━━━━━ THE INPUT

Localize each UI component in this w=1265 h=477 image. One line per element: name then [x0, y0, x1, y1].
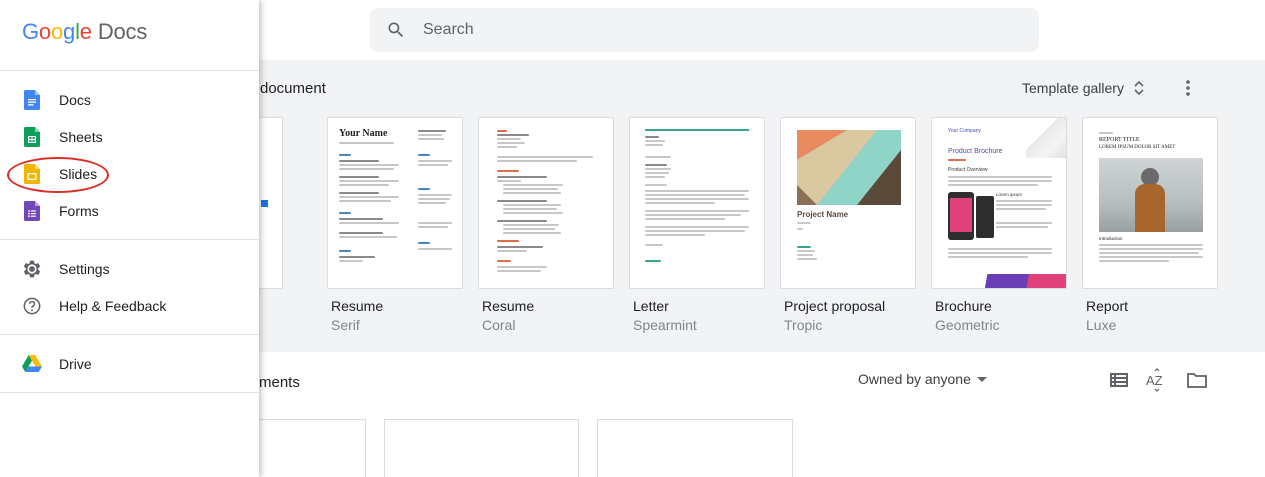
docs-icon	[22, 89, 42, 110]
forms-icon	[22, 200, 42, 221]
nav-label: Forms	[59, 202, 99, 219]
template-name: Report	[1086, 298, 1129, 314]
template-thumbnail[interactable]	[629, 117, 765, 289]
gear-icon	[22, 259, 42, 279]
owner-filter-dropdown[interactable]: Owned by anyone	[858, 371, 987, 387]
search-icon	[388, 22, 404, 38]
thumb-report-subtitle: LOREM IPSUM DOLOR SIT AMET	[1099, 145, 1176, 150]
recent-section-title: ments	[259, 374, 300, 391]
report-photo	[1099, 158, 1203, 232]
nav-item-settings[interactable]: Settings	[0, 250, 259, 287]
template-brochure-geometric[interactable]: Your Company Product Brochure Product Ov…	[931, 117, 1067, 333]
nav-label: Slides	[59, 165, 98, 182]
template-style: Coral	[482, 317, 516, 333]
dropdown-caret-icon	[976, 376, 987, 382]
search-input[interactable]	[423, 21, 983, 39]
template-name: Resume	[482, 298, 535, 314]
thumb-introduction: Introduction	[1099, 236, 1123, 241]
nav-item-drive[interactable]: Drive	[0, 345, 259, 382]
template-style: Luxe	[1086, 317, 1117, 333]
recent-document-card[interactable]	[597, 419, 793, 477]
phone-graphic-2	[976, 196, 994, 238]
navigation-drawer: Google Docs Docs Sheets Slides Forms Set…	[0, 0, 259, 477]
thumb-your-name: Your Name	[339, 128, 388, 139]
owner-filter-label: Owned by anyone	[858, 371, 971, 387]
template-thumbnail[interactable]	[478, 117, 614, 289]
drive-group: Drive	[0, 335, 259, 393]
search-bar[interactable]	[370, 8, 1039, 52]
template-thumbnail[interactable]: Your Name	[327, 117, 463, 289]
thumb-your-company: Your Company	[948, 128, 981, 134]
proposal-graphic	[797, 130, 901, 205]
thumb-lorem-ipsum: Lorem ipsum	[996, 192, 1023, 197]
template-project-proposal-tropic[interactable]: Project Name Project proposal Tropic	[780, 117, 916, 333]
template-style: Geometric	[935, 317, 1000, 333]
svg-text:AZ: AZ	[1146, 373, 1163, 388]
help-icon	[22, 296, 42, 316]
nav-label: Sheets	[59, 128, 103, 145]
folder-icon[interactable]	[1185, 368, 1209, 392]
template-name: Resume	[331, 298, 384, 314]
template-gallery-label: Template gallery	[1022, 80, 1124, 96]
sort-az-icon[interactable]: AZ	[1145, 368, 1169, 392]
nav-item-sheets[interactable]: Sheets	[0, 118, 259, 155]
template-resume-serif[interactable]: Your Name Resume Serif	[327, 117, 463, 333]
template-name: Letter	[633, 298, 669, 314]
nav-item-slides[interactable]: Slides	[0, 155, 259, 192]
brochure-footer-band	[932, 274, 1066, 288]
template-thumbnail[interactable]: REPORT TITLE LOREM IPSUM DOLOR SIT AMET …	[1082, 117, 1218, 289]
template-style: Tropic	[784, 317, 823, 333]
accent-rule	[645, 129, 749, 131]
sheets-icon	[22, 126, 42, 147]
nav-label: Help & Feedback	[59, 297, 167, 314]
phone-graphic	[948, 192, 974, 240]
template-resume-coral[interactable]: Resume Coral	[478, 117, 614, 333]
thumb-product-overview: Product Overview	[948, 167, 988, 173]
thumb-project-name: Project Name	[797, 210, 849, 219]
drive-icon	[22, 354, 42, 374]
unfold-icon	[1134, 80, 1144, 96]
nav-item-docs[interactable]: Docs	[0, 81, 259, 118]
geometric-corner	[1026, 118, 1066, 158]
template-style: Serif	[331, 317, 360, 333]
nav-item-forms[interactable]: Forms	[0, 192, 259, 229]
google-docs-logo[interactable]: Google Docs	[22, 19, 147, 45]
template-gallery-button[interactable]: Template gallery	[1012, 72, 1156, 104]
drawer-header: Google Docs	[0, 0, 259, 71]
blank-plus-fragment	[261, 200, 268, 207]
nav-item-help-feedback[interactable]: Help & Feedback	[0, 287, 259, 324]
template-name: Brochure	[935, 298, 992, 314]
template-letter-spearmint[interactable]: Letter Spearmint	[629, 117, 765, 333]
product-name: Docs	[97, 19, 148, 44]
template-thumbnail[interactable]: Your Company Product Brochure Product Ov…	[931, 117, 1067, 289]
template-name: Project proposal	[784, 298, 886, 314]
template-style: Spearmint	[633, 317, 697, 333]
list-view-icon[interactable]	[1107, 368, 1131, 392]
apps-group: Docs Sheets Slides Forms	[0, 71, 259, 240]
section-title: document	[260, 80, 326, 97]
settings-group: Settings Help & Feedback	[0, 240, 259, 335]
thumb-report-title: REPORT TITLE	[1099, 137, 1140, 143]
slides-icon	[22, 163, 42, 184]
nav-label: Drive	[59, 355, 92, 372]
template-report-luxe[interactable]: REPORT TITLE LOREM IPSUM DOLOR SIT AMET …	[1082, 117, 1218, 333]
recent-document-card[interactable]	[384, 419, 579, 477]
template-thumbnail[interactable]: Project Name	[780, 117, 916, 289]
more-options-icon[interactable]	[1176, 76, 1200, 100]
nav-label: Settings	[59, 260, 110, 277]
thumb-product-brochure: Product Brochure	[948, 148, 1003, 155]
nav-label: Docs	[59, 91, 91, 108]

━━━━━━━━━━

WHAT THE TASK ASKS:
Format the part of the items that opens with the line containing "89, 42, 110]" and closes with the line containing "196, 994, 238]", both included, as a Markdown table. Use a column named No. for the row number and a column named Text for the line, and leave out blank lines.

EXERCISE RESPONSE:
| No. | Text |
|---|---|
| 1 | docs-icon	[22, 89, 42, 110] |
| 2 | forms-icon	[22, 200, 42, 221] |
| 3 | nav-label: Forms	[59, 202, 99, 219] |
| 4 | template-name: Report	[1086, 298, 1129, 314] |
| 5 | template-thumbnail[interactable]	[629, 117, 765, 289] |
| 6 | gear-icon	[22, 259, 42, 279] |
| 7 | owner-filter-dropdown[interactable]: Owned by anyone	[858, 371, 987, 387] |
| 8 | search-icon	[388, 22, 404, 38] |
| 9 | thumb-report-subtitle: LOREM IPSUM DOLOR SIT AMET	[1099, 145, 1176, 150] |
| 10 | recent-section-title: ments	[259, 374, 300, 391] |
| 11 | report-photo	[1099, 158, 1203, 232] |
| 12 | nav-item-settings[interactable]: Settings	[0, 250, 259, 287] |
| 13 | template-brochure-geometric[interactable]: Your Company Product Brochure Product Ov…	[931, 117, 1067, 333] |
| 14 | nav-label: Slides	[59, 165, 98, 182] |
| 15 | template-style: Coral	[482, 317, 516, 333] |
| 16 | dropdown-caret-icon	[976, 376, 987, 382] |
| 17 | search-input[interactable]	[423, 21, 983, 39] |
| 18 | template-name: Resume	[482, 298, 535, 314] |
| 19 | thumb-introduction: Introduction	[1099, 236, 1123, 241] |
| 20 | nav-item-drive[interactable]: Drive	[0, 345, 259, 382] |
| 21 | template-style: Luxe	[1086, 317, 1117, 333] |
| 22 | recent-document-card[interactable]	[597, 419, 793, 477] |
| 23 | phone-graphic-2	[976, 196, 994, 238] |